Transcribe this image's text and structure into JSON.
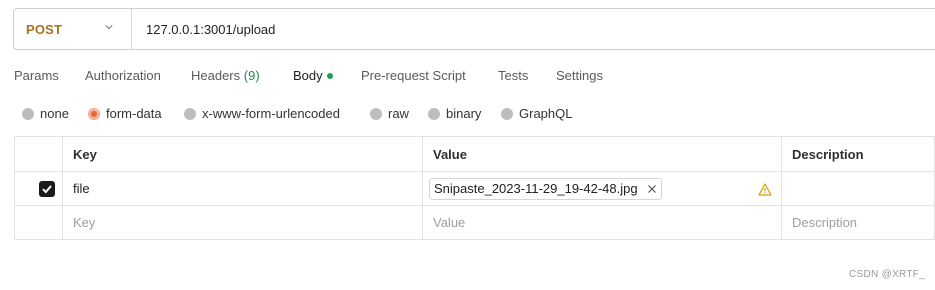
{
  "request": {
    "method": "POST",
    "url": "127.0.0.1:3001/upload"
  },
  "tabs": [
    {
      "label": "Params"
    },
    {
      "label": "Authorization"
    },
    {
      "label": "Headers",
      "count": "(9)"
    },
    {
      "label": "Body",
      "active": true
    },
    {
      "label": "Pre-request Script"
    },
    {
      "label": "Tests"
    },
    {
      "label": "Settings"
    }
  ],
  "body_types": [
    {
      "label": "none"
    },
    {
      "label": "form-data",
      "selected": true
    },
    {
      "label": "x-www-form-urlencoded"
    },
    {
      "label": "raw"
    },
    {
      "label": "binary"
    },
    {
      "label": "GraphQL"
    }
  ],
  "table": {
    "headers": {
      "key": "Key",
      "value": "Value",
      "description": "Description"
    },
    "rows": [
      {
        "checked": true,
        "key": "file",
        "value_file": "Snipaste_2023-11-29_19-42-48.jpg",
        "warning": true
      }
    ],
    "placeholder": {
      "key": "Key",
      "value": "Value",
      "description": "Description"
    }
  },
  "watermark": "CSDN @XRTF_",
  "colors": {
    "method": "#a7741e",
    "radio_selected": "#e8663a",
    "body_dot": "#1f9d55",
    "headers_count": "#1f8a4c",
    "warning": "#d6a21a"
  },
  "icons": [
    "chevron-down-icon",
    "checkmark-icon",
    "close-icon",
    "warning-icon"
  ]
}
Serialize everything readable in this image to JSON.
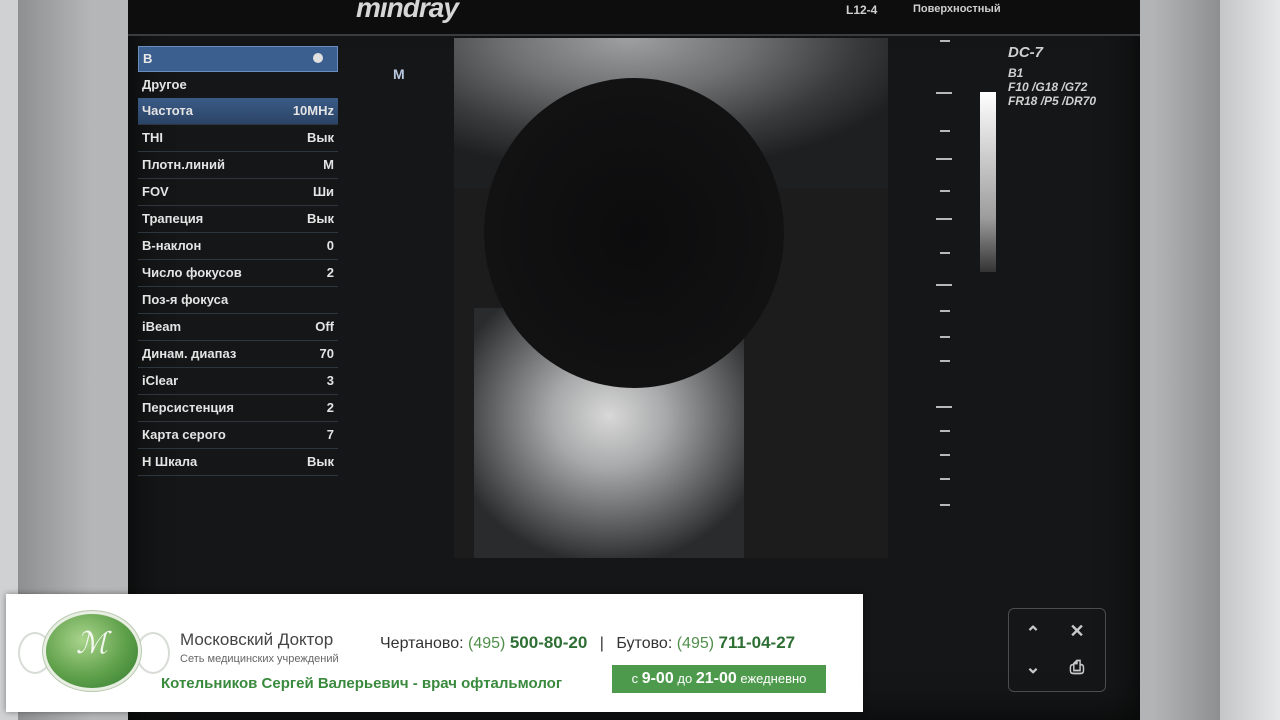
{
  "monitor": {
    "brand": "mindray",
    "probe": "L12-4",
    "preset": "Поверхностный",
    "m_label": "M"
  },
  "menu": {
    "header": "B",
    "items": [
      {
        "label": "Другое",
        "value": ""
      },
      {
        "label": "Частота",
        "value": "10MHz"
      },
      {
        "label": "THI",
        "value": "Вык"
      },
      {
        "label": "Плотн.линий",
        "value": "M"
      },
      {
        "label": "FOV",
        "value": "Ши"
      },
      {
        "label": "Трапеция",
        "value": "Вык"
      },
      {
        "label": "B-наклон",
        "value": "0"
      },
      {
        "label": "Число фокусов",
        "value": "2"
      },
      {
        "label": "Поз-я фокуса",
        "value": ""
      },
      {
        "label": "iBeam",
        "value": "Off"
      },
      {
        "label": "Динам. диапаз",
        "value": "70"
      },
      {
        "label": "iClear",
        "value": "3"
      },
      {
        "label": "Персистенция",
        "value": "2"
      },
      {
        "label": "Карта серого",
        "value": "7"
      },
      {
        "label": "Н Шкала",
        "value": "Вык"
      }
    ]
  },
  "status": {
    "title": "DC-7",
    "mode": "B1",
    "line1": [
      "F10",
      "/G18",
      "/G72"
    ],
    "line2": [
      "FR18",
      "/P5",
      "/DR70"
    ]
  },
  "banner": {
    "clinic_name": "Московский Доктор",
    "clinic_subtitle": "Сеть медицинских учреждений",
    "doctor": "Котельников Сергей Валерьевич - врач офтальмолог",
    "phone1_label": "Чертаново:",
    "phone1_code": "(495)",
    "phone1_number": "500-80-20",
    "separator": "|",
    "phone2_label": "Бутово:",
    "phone2_code": "(495)",
    "phone2_number": "711-04-27",
    "hours_prefix": "с",
    "hours_from": "9-00",
    "hours_mid": "до",
    "hours_to": "21-00",
    "hours_suffix": "ежедневно"
  },
  "controls": {
    "up_icon": "double-chevron-up-icon",
    "close_icon": "close-icon",
    "down_icon": "double-chevron-down-icon",
    "print_icon": "print-icon"
  }
}
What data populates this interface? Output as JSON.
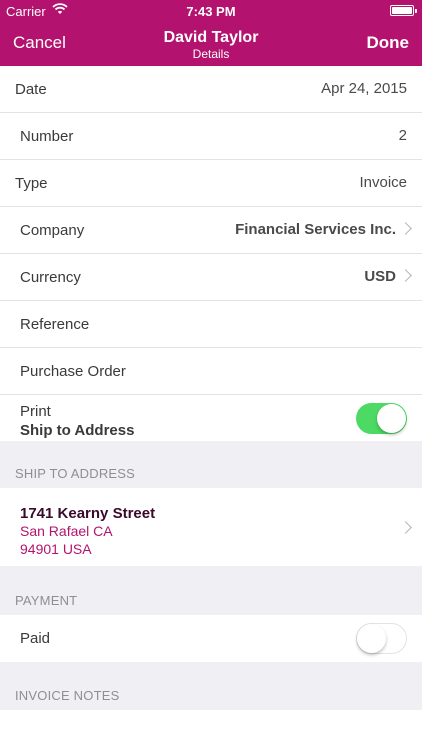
{
  "status_bar": {
    "carrier": "Carrier",
    "time": "7:43 PM"
  },
  "nav": {
    "cancel_label": "Cancel",
    "title": "David Taylor",
    "subtitle": "Details",
    "done_label": "Done"
  },
  "details": {
    "date": {
      "label": "Date",
      "value": "Apr 24, 2015"
    },
    "number": {
      "label": "Number",
      "value": "2"
    },
    "type": {
      "label": "Type",
      "value": "Invoice"
    },
    "company": {
      "label": "Company",
      "value": "Financial Services Inc."
    },
    "currency": {
      "label": "Currency",
      "value": "USD"
    },
    "reference": {
      "label": "Reference",
      "value": ""
    },
    "purchase_order": {
      "label": "Purchase Order",
      "value": ""
    },
    "print_ship": {
      "label_line1": "Print",
      "label_line2": "Ship to Address",
      "enabled": true
    }
  },
  "ship_to": {
    "header": "SHIP TO ADDRESS",
    "street": "1741 Kearny Street",
    "city_state": "San Rafael CA",
    "zip_country": "94901 USA"
  },
  "payment": {
    "header": "PAYMENT",
    "paid_label": "Paid",
    "paid": false
  },
  "notes": {
    "header": "INVOICE NOTES"
  },
  "colors": {
    "accent": "#b3136e",
    "toggle_on": "#4cd964",
    "background": "#f0eff4"
  }
}
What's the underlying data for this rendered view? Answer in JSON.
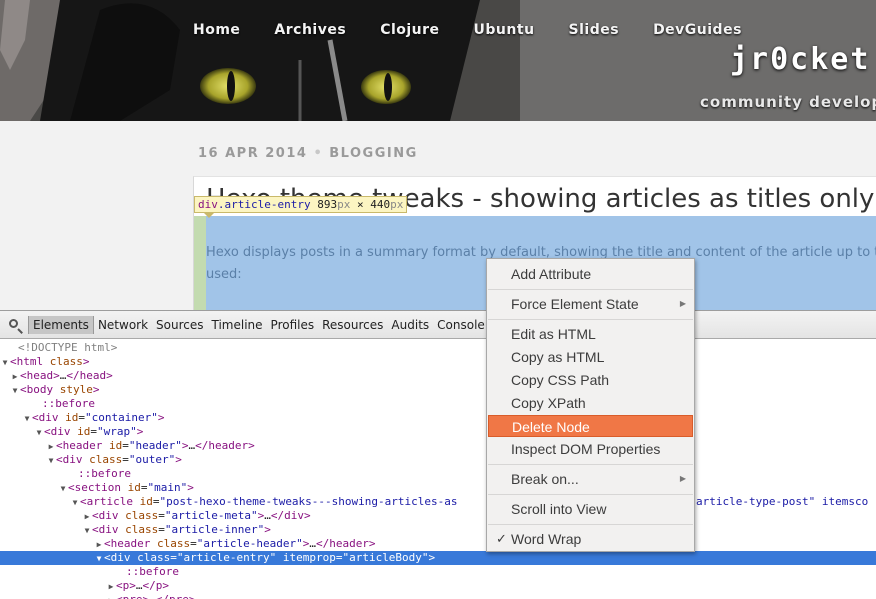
{
  "site": {
    "nav": [
      "Home",
      "Archives",
      "Clojure",
      "Ubuntu",
      "Slides",
      "DevGuides"
    ],
    "brand": "jr0cket",
    "tagline": "community develope",
    "meta": {
      "date": "16 APR 2014",
      "sep": "•",
      "category": "BLOGGING"
    },
    "article_title": "Hexo themes tweaks - showing articles as titles only",
    "article_title_visible": "Hexo theme tweaks - showing articles as titles only",
    "article_text_line1": "Hexo displays posts in a summary format by default, showing the title and content of the article up to the p",
    "article_text_line2": "used:"
  },
  "tooltip": {
    "tag": "div",
    "cls": ".article-entry",
    "w": "893",
    "px1": "px",
    "x": " × ",
    "h": "440",
    "px2": "px"
  },
  "devtools": {
    "tabs": [
      "Elements",
      "Network",
      "Sources",
      "Timeline",
      "Profiles",
      "Resources",
      "Audits",
      "Console"
    ],
    "active_tab": "Elements",
    "tree": [
      {
        "tri": "",
        "ind": 18,
        "html": "<span class='c'>&lt;!DOCTYPE html&gt;</span>"
      },
      {
        "tri": "▼",
        "ind": 8,
        "html": "<span class='t'>&lt;html</span> <span class='a'>class</span><span class='t'>&gt;</span>"
      },
      {
        "tri": "▶",
        "ind": 20,
        "html": "<span class='t'>&lt;head&gt;</span>…<span class='t'>&lt;/head&gt;</span>"
      },
      {
        "tri": "▼",
        "ind": 20,
        "html": "<span class='t'>&lt;body</span> <span class='a'>style</span><span class='t'>&gt;</span>"
      },
      {
        "tri": "",
        "ind": 42,
        "html": "<span class='p'>::before</span>"
      },
      {
        "tri": "▼",
        "ind": 32,
        "html": "<span class='t'>&lt;div</span> <span class='a'>id</span>=<span class='v'>\"container\"</span><span class='t'>&gt;</span>"
      },
      {
        "tri": "▼",
        "ind": 44,
        "html": "<span class='t'>&lt;div</span> <span class='a'>id</span>=<span class='v'>\"wrap\"</span><span class='t'>&gt;</span>"
      },
      {
        "tri": "▶",
        "ind": 56,
        "html": "<span class='t'>&lt;header</span> <span class='a'>id</span>=<span class='v'>\"header\"</span><span class='t'>&gt;</span>…<span class='t'>&lt;/header&gt;</span>"
      },
      {
        "tri": "▼",
        "ind": 56,
        "html": "<span class='t'>&lt;div</span> <span class='a'>class</span>=<span class='v'>\"outer\"</span><span class='t'>&gt;</span>"
      },
      {
        "tri": "",
        "ind": 78,
        "html": "<span class='p'>::before</span>"
      },
      {
        "tri": "▼",
        "ind": 68,
        "html": "<span class='t'>&lt;section</span> <span class='a'>id</span>=<span class='v'>\"main\"</span><span class='t'>&gt;</span>"
      },
      {
        "tri": "▼",
        "ind": 80,
        "html": "<span class='t'>&lt;article</span> <span class='a'>id</span>=<span class='v'>\"post-hexo-theme-tweaks---showing-articles-as</span>"
      },
      {
        "tri": "▶",
        "ind": 92,
        "html": "<span class='t'>&lt;div</span> <span class='a'>class</span>=<span class='v'>\"article-meta\"</span><span class='t'>&gt;</span>…<span class='t'>&lt;/div&gt;</span>"
      },
      {
        "tri": "▼",
        "ind": 92,
        "html": "<span class='t'>&lt;div</span> <span class='a'>class</span>=<span class='v'>\"article-inner\"</span><span class='t'>&gt;</span>"
      },
      {
        "tri": "▶",
        "ind": 104,
        "html": "<span class='t'>&lt;header</span> <span class='a'>class</span>=<span class='v'>\"article-header\"</span><span class='t'>&gt;</span>…<span class='t'>&lt;/header&gt;</span>"
      },
      {
        "tri": "▼",
        "ind": 104,
        "sel": true,
        "html": "<span class='t'>&lt;div</span> <span class='a'>class</span>=<span class='v'>\"article-entry\"</span> <span class='a'>itemprop</span>=<span class='v'>\"articleBody\"</span><span class='t'>&gt;</span>"
      },
      {
        "tri": "",
        "ind": 126,
        "html": "<span class='p'>::before</span>"
      },
      {
        "tri": "▶",
        "ind": 116,
        "html": "<span class='t'>&lt;p&gt;</span>…<span class='t'>&lt;/p&gt;</span>"
      },
      {
        "tri": "▶",
        "ind": 116,
        "html": "<span class='t'>&lt;pre&gt;</span>…<span class='t'>&lt;/pre&gt;</span>"
      }
    ],
    "article_tail": "article-type-post\" itemsco"
  },
  "context_menu": {
    "items": [
      {
        "label": "Add Attribute"
      },
      {
        "sep": true
      },
      {
        "label": "Force Element State",
        "sub": true
      },
      {
        "sep": true
      },
      {
        "label": "Edit as HTML"
      },
      {
        "label": "Copy as HTML"
      },
      {
        "label": "Copy CSS Path"
      },
      {
        "label": "Copy XPath"
      },
      {
        "label": "Delete Node",
        "hl": true
      },
      {
        "label": "Inspect DOM Properties"
      },
      {
        "sep": true
      },
      {
        "label": "Break on...",
        "sub": true
      },
      {
        "sep": true
      },
      {
        "label": "Scroll into View"
      },
      {
        "sep": true
      },
      {
        "label": "Word Wrap",
        "check": true
      }
    ]
  },
  "colors": {
    "highlight": "#a1c4e8",
    "selected_row": "#3879d9",
    "menu_highlight": "#f07746"
  }
}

:::

- [Exercise instructions]
Tally the lines above containing "articles". Answer with the count only.

- [Response below]
3